The listing below must be repeated word for word, with its images excluded.

◆ Supplied entries
:::::

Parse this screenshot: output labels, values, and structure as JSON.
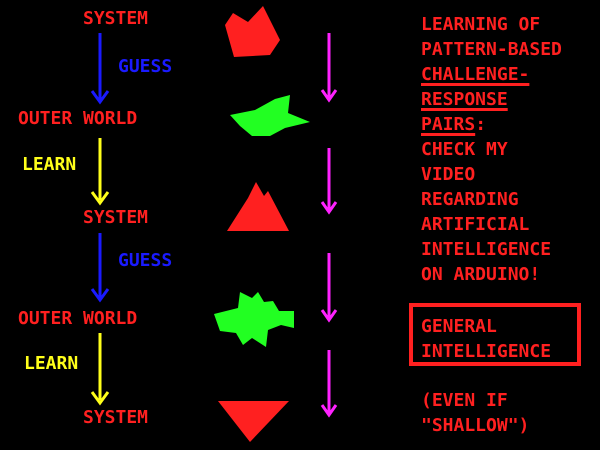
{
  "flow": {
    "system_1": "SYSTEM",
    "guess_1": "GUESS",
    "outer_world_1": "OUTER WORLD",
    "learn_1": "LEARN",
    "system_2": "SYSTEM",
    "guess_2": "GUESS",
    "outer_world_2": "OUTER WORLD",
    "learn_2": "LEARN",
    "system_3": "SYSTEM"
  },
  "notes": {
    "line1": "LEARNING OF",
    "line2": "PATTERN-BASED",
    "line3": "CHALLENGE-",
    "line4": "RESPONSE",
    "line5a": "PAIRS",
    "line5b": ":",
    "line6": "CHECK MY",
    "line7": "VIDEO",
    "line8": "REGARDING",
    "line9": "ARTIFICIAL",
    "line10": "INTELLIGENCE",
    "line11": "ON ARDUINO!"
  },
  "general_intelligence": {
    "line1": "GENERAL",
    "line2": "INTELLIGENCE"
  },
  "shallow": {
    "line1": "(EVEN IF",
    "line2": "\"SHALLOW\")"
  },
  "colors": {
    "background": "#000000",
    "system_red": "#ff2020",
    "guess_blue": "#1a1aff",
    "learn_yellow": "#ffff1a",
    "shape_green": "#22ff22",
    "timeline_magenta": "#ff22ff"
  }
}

:::::

◆ Written response
Parse this screenshot: output labels, values, and structure as JSON.
{
  "flow": {
    "system_1": "SYSTEM",
    "guess_1": "GUESS",
    "outer_world_1": "OUTER WORLD",
    "learn_1": "LEARN",
    "system_2": "SYSTEM",
    "guess_2": "GUESS",
    "outer_world_2": "OUTER WORLD",
    "learn_2": "LEARN",
    "system_3": "SYSTEM"
  },
  "notes": {
    "line1": "LEARNING OF",
    "line2": "PATTERN-BASED",
    "line3": "CHALLENGE-",
    "line4": "RESPONSE",
    "line5a": "PAIRS",
    "line5b": ":",
    "line6": "CHECK MY",
    "line7": "VIDEO",
    "line8": "REGARDING",
    "line9": "ARTIFICIAL",
    "line10": "INTELLIGENCE",
    "line11": "ON ARDUINO!"
  },
  "general_intelligence": {
    "line1": "GENERAL",
    "line2": "INTELLIGENCE"
  },
  "shallow": {
    "line1": "(EVEN IF",
    "line2": "\"SHALLOW\")"
  },
  "colors": {
    "background": "#000000",
    "system_red": "#ff2020",
    "guess_blue": "#1a1aff",
    "learn_yellow": "#ffff1a",
    "shape_green": "#22ff22",
    "timeline_magenta": "#ff22ff"
  }
}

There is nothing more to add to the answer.